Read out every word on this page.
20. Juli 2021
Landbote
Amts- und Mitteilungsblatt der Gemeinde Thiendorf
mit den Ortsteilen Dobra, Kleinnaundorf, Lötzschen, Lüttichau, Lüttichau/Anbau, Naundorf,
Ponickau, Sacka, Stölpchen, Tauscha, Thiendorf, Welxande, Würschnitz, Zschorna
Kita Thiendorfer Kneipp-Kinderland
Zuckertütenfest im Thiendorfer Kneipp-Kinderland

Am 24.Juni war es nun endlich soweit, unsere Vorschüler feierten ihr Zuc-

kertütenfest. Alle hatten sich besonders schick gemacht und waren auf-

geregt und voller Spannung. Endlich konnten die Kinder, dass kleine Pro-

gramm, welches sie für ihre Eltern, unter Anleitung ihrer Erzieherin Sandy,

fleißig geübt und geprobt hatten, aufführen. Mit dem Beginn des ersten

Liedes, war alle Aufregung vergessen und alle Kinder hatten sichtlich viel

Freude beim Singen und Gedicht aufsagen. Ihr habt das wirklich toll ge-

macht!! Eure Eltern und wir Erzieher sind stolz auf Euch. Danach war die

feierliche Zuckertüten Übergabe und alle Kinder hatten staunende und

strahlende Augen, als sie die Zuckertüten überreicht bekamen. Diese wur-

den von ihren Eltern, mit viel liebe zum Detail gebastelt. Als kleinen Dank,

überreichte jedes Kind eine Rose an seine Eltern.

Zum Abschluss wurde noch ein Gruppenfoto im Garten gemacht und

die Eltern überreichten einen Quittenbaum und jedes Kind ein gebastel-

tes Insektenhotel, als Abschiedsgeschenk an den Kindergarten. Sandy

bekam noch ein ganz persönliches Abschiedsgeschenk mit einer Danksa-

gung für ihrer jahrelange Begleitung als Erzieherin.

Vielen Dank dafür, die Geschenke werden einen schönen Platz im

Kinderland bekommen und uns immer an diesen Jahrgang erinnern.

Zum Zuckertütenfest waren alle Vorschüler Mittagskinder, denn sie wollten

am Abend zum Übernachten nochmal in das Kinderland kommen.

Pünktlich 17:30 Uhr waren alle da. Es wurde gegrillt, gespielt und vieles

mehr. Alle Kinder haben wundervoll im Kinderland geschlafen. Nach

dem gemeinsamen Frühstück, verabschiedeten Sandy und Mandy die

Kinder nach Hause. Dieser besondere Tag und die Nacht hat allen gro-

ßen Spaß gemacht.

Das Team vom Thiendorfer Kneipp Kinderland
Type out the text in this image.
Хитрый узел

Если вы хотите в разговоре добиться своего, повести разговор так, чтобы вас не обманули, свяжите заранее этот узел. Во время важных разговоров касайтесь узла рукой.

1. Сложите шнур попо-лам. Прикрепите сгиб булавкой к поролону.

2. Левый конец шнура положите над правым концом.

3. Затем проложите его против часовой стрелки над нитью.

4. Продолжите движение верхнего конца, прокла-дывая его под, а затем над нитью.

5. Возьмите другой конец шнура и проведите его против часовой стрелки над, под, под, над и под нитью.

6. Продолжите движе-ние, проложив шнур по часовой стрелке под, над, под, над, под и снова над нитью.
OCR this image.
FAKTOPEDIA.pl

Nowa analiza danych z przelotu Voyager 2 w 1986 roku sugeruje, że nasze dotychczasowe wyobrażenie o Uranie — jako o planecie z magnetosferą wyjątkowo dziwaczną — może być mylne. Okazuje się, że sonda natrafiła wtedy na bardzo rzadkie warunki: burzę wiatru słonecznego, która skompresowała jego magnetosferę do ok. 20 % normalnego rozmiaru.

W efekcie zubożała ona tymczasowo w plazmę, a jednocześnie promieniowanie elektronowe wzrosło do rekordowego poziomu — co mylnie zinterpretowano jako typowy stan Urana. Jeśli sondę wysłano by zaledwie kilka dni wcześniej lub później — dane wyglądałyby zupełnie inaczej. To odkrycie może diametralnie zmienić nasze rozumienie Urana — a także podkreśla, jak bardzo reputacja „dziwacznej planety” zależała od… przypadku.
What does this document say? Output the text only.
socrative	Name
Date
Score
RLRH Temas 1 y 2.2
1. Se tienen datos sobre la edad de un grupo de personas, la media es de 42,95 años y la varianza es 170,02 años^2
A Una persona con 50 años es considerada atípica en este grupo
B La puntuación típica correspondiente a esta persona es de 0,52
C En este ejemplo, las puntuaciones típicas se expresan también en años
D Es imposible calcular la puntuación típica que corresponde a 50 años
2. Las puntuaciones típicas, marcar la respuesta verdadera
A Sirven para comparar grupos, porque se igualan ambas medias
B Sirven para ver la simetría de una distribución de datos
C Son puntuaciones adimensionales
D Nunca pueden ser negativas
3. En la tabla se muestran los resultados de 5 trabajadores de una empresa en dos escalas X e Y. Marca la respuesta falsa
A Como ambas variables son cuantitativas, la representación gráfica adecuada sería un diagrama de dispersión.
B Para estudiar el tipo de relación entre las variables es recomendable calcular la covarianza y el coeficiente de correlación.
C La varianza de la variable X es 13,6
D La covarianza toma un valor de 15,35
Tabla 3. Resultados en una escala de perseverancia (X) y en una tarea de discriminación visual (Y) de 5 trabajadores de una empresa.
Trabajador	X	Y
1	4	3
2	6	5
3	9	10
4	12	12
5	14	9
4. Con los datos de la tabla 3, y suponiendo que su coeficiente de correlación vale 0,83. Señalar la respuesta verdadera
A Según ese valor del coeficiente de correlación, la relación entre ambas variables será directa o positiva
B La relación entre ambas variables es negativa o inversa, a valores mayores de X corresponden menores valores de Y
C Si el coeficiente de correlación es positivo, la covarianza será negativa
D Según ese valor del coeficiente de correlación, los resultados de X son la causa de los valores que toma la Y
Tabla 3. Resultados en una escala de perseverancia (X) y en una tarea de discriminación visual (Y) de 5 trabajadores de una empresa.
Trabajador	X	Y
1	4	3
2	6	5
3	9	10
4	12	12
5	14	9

════════════════

Every entry above needs to be quoted exactly.

## Worked answer
Read out every word on this page.
20. Juli 2021
Landbote
Amts- und Mitteilungsblatt der Gemeinde Thiendorf
mit den Ortsteilen Dobra, Kleinnaundorf, Lötzschen, Lüttichau, Lüttichau/Anbau, Naundorf,
Ponickau, Sacka, Stölpchen, Tauscha, Thiendorf, Welxande, Würschnitz, Zschorna
Kita Thiendorfer Kneipp-Kinderland
Zuckertütenfest im Thiendorfer Kneipp-Kinderland

Am 24.Juni war es nun endlich soweit, unsere Vorschüler feierten ihr Zuc-

kertütenfest. Alle hatten sich besonders schick gemacht und waren auf-

geregt und voller Spannung. Endlich konnten die Kinder, dass kleine Pro-

gramm, welches sie für ihre Eltern, unter Anleitung ihrer Erzieherin Sandy,

fleißig geübt und geprobt hatten, aufführen. Mit dem Beginn des ersten

Liedes, war alle Aufregung vergessen und alle Kinder hatten sichtlich viel

Freude beim Singen und Gedicht aufsagen. Ihr habt das wirklich toll ge-

macht!! Eure Eltern und wir Erzieher sind stolz auf Euch. Danach war die

feierliche Zuckertüten Übergabe und alle Kinder hatten staunende und

strahlende Augen, als sie die Zuckertüten überreicht bekamen. Diese wur-

den von ihren Eltern, mit viel liebe zum Detail gebastelt. Als kleinen Dank,

überreichte jedes Kind eine Rose an seine Eltern.

Zum Abschluss wurde noch ein Gruppenfoto im Garten gemacht und

die Eltern überreichten einen Quittenbaum und jedes Kind ein gebastel-

tes Insektenhotel, als Abschiedsgeschenk an den Kindergarten. Sandy

bekam noch ein ganz persönliches Abschiedsgeschenk mit einer Danksa-

gung für ihrer jahrelange Begleitung als Erzieherin.

Vielen Dank dafür, die Geschenke werden einen schönen Platz im

Kinderland bekommen und uns immer an diesen Jahrgang erinnern.

Zum Zuckertütenfest waren alle Vorschüler Mittagskinder, denn sie wollten

am Abend zum Übernachten nochmal in das Kinderland kommen.

Pünktlich 17:30 Uhr waren alle da. Es wurde gegrillt, gespielt und vieles

mehr. Alle Kinder haben wundervoll im Kinderland geschlafen. Nach

dem gemeinsamen Frühstück, verabschiedeten Sandy und Mandy die

Kinder nach Hause. Dieser besondere Tag und die Nacht hat allen gro-

ßen Spaß gemacht.

Das Team vom Thiendorfer Kneipp Kinderland
Type out the text in this image.
Хитрый узел

Если вы хотите в разговоре добиться своего, повести разговор так, чтобы вас не обманули, свяжите заранее этот узел. Во время важных разговоров касайтесь узла рукой.

1. Сложите шнур попо-лам. Прикрепите сгиб булавкой к поролону.

2. Левый конец шнура положите над правым концом.

3. Затем проложите его против часовой стрелки над нитью.

4. Продолжите движение верхнего конца, прокла-дывая его под, а затем над нитью.

5. Возьмите другой конец шнура и проведите его против часовой стрелки над, под, под, над и под нитью.

6. Продолжите движе-ние, проложив шнур по часовой стрелке под, над, под, над, под и снова над нитью.
OCR this image.
FAKTOPEDIA.pl

Nowa analiza danych z przelotu Voyager 2 w 1986 roku sugeruje, że nasze dotychczasowe wyobrażenie o Uranie — jako o planecie z magnetosferą wyjątkowo dziwaczną — może być mylne. Okazuje się, że sonda natrafiła wtedy na bardzo rzadkie warunki: burzę wiatru słonecznego, która skompresowała jego magnetosferę do ok. 20 % normalnego rozmiaru.

W efekcie zubożała ona tymczasowo w plazmę, a jednocześnie promieniowanie elektronowe wzrosło do rekordowego poziomu — co mylnie zinterpretowano jako typowy stan Urana. Jeśli sondę wysłano by zaledwie kilka dni wcześniej lub później — dane wyglądałyby zupełnie inaczej. To odkrycie może diametralnie zmienić nasze rozumienie Urana — a także podkreśla, jak bardzo reputacja „dziwacznej planety” zależała od… przypadku.
What does this document say? Output the text only.
socrative	Name
Date
Score
RLRH Temas 1 y 2.2
1. Se tienen datos sobre la edad de un grupo de personas, la media es de 42,95 años y la varianza es 170,02 años^2
A Una persona con 50 años es considerada atípica en este grupo
B La puntuación típica correspondiente a esta persona es de 0,52
C En este ejemplo, las puntuaciones típicas se expresan también en años
D Es imposible calcular la puntuación típica que corresponde a 50 años
2. Las puntuaciones típicas, marcar la respuesta verdadera
A Sirven para comparar grupos, porque se igualan ambas medias
B Sirven para ver la simetría de una distribución de datos
C Son puntuaciones adimensionales
D Nunca pueden ser negativas
3. En la tabla se muestran los resultados de 5 trabajadores de una empresa en dos escalas X e Y. Marca la respuesta falsa
A Como ambas variables son cuantitativas, la representación gráfica adecuada sería un diagrama de dispersión.
B Para estudiar el tipo de relación entre las variables es recomendable calcular la covarianza y el coeficiente de correlación.
C La varianza de la variable X es 13,6
D La covarianza toma un valor de 15,35
Tabla 3. Resultados en una escala de perseverancia (X) y en una tarea de discriminación visual (Y) de 5 trabajadores de una empresa.
Trabajador	X	Y
1	4	3
2	6	5
3	9	10
4	12	12
5	14	9
4. Con los datos de la tabla 3, y suponiendo que su coeficiente de correlación vale 0,83. Señalar la respuesta verdadera
A Según ese valor del coeficiente de correlación, la relación entre ambas variables será directa o positiva
B La relación entre ambas variables es negativa o inversa, a valores mayores de X corresponden menores valores de Y
C Si el coeficiente de correlación es positivo, la covarianza será negativa
D Según ese valor del coeficiente de correlación, los resultados de X son la causa de los valores que toma la Y
Tabla 3. Resultados en una escala de perseverancia (X) y en una tarea de discriminación visual (Y) de 5 trabajadores de una empresa.
Trabajador	X	Y
1	4	3
2	6	5
3	9	10
4	12	12
5	14	9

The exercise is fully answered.